== INFORMATION SUPPLIED ==
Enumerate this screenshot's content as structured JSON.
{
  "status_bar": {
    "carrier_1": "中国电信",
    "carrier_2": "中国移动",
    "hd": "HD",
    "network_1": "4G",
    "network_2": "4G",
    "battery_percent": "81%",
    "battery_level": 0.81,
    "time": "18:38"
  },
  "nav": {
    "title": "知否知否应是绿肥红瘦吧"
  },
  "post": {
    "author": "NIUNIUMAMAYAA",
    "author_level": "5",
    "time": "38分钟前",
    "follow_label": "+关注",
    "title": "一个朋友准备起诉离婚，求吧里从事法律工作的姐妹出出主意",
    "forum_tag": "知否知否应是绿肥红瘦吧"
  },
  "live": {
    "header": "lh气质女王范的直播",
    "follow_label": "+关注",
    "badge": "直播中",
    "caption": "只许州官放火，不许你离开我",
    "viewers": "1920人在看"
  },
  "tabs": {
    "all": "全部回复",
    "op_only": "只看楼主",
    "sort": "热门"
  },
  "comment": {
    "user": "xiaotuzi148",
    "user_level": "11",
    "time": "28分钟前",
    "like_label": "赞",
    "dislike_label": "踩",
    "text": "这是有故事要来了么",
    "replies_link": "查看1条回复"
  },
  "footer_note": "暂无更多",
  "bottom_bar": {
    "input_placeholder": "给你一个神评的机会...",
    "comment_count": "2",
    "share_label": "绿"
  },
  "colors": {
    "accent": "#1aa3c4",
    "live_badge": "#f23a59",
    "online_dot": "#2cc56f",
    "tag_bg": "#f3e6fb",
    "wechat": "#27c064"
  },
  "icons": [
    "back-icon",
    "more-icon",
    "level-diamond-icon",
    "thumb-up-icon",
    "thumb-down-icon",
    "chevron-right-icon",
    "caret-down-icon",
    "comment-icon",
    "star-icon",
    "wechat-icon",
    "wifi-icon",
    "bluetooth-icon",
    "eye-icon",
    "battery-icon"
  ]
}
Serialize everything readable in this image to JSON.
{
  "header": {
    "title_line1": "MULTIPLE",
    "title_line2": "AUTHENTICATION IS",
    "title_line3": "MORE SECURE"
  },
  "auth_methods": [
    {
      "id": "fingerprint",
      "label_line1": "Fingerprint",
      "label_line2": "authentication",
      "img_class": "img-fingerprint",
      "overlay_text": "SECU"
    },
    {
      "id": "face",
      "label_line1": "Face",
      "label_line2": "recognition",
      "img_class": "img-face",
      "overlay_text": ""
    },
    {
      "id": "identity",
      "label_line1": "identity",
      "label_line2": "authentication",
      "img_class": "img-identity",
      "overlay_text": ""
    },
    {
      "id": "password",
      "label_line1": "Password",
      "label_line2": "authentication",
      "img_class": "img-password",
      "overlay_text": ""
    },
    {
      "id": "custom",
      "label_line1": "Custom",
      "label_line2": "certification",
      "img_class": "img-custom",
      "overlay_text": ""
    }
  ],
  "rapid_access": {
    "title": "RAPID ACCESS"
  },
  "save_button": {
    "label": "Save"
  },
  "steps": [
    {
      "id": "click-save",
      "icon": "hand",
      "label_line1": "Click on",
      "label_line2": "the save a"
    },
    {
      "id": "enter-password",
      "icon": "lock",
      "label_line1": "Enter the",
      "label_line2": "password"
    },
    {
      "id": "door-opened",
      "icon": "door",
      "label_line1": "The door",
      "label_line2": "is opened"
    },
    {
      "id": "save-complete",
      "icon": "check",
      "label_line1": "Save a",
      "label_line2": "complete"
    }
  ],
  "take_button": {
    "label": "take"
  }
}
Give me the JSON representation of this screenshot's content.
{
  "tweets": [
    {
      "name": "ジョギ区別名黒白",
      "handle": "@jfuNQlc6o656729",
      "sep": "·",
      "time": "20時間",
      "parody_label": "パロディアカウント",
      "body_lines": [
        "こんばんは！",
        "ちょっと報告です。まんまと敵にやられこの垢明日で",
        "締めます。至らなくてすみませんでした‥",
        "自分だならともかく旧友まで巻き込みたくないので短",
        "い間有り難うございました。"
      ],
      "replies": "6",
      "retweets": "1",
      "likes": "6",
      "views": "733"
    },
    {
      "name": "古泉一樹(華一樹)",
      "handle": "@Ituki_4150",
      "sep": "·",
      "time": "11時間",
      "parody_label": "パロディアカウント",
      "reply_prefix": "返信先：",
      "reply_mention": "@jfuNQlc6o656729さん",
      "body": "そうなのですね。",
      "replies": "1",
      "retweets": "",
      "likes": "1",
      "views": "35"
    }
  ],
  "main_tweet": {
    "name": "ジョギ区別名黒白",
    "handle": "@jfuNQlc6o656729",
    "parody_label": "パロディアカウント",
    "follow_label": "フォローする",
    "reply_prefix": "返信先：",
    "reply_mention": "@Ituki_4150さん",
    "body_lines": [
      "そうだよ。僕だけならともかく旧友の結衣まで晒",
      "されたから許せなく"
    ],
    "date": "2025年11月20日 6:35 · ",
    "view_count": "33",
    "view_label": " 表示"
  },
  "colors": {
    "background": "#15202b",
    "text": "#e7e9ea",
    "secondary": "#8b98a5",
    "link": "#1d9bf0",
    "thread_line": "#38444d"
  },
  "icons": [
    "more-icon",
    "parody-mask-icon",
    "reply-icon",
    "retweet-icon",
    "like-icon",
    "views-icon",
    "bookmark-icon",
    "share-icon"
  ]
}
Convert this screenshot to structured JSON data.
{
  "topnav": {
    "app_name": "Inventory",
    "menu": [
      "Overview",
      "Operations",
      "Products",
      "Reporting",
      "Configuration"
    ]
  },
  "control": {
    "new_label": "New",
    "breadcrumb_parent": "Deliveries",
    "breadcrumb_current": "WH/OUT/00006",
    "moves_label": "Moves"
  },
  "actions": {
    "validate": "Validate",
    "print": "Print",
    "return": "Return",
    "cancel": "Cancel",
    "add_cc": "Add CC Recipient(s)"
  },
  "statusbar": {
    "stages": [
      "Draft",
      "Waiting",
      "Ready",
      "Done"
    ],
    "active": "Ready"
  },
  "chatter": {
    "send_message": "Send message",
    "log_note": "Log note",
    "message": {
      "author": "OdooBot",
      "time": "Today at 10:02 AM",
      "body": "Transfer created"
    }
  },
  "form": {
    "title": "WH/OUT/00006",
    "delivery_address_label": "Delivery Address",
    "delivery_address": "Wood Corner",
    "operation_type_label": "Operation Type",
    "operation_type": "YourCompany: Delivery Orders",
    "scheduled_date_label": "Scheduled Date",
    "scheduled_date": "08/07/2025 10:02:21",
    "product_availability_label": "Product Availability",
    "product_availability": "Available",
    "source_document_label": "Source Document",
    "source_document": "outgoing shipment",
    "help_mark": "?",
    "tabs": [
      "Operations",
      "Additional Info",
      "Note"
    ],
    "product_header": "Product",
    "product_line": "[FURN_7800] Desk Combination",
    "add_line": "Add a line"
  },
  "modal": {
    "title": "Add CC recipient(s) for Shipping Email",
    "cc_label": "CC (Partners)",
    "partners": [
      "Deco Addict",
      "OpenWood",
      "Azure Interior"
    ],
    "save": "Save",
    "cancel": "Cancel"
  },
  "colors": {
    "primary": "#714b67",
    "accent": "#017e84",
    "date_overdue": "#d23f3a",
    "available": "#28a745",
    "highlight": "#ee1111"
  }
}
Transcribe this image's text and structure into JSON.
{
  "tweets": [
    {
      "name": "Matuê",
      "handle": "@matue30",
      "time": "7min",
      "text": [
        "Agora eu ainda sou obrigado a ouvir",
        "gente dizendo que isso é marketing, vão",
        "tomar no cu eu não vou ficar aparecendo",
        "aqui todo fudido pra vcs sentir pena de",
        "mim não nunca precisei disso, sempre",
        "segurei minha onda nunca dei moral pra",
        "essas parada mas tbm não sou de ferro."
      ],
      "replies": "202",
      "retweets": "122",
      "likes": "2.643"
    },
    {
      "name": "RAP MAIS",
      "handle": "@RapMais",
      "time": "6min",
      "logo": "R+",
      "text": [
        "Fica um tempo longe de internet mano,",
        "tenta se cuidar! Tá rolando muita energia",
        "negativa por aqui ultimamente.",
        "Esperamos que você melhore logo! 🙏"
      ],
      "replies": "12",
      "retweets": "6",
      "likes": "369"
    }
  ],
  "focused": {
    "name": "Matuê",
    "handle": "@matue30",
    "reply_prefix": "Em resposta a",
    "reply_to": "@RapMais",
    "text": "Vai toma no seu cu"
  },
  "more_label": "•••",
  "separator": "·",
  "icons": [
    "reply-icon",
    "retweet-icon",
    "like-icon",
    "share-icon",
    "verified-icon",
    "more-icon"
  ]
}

== TASK PROMPT ==
Gather each line of the records holding the string "screenshot".

== SOLUTION FOR THIS PROBLEM ==
Enumerate this screenshot's content as structured JSON.
Give me the JSON representation of this screenshot's content.
Convert this screenshot to structured JSON data.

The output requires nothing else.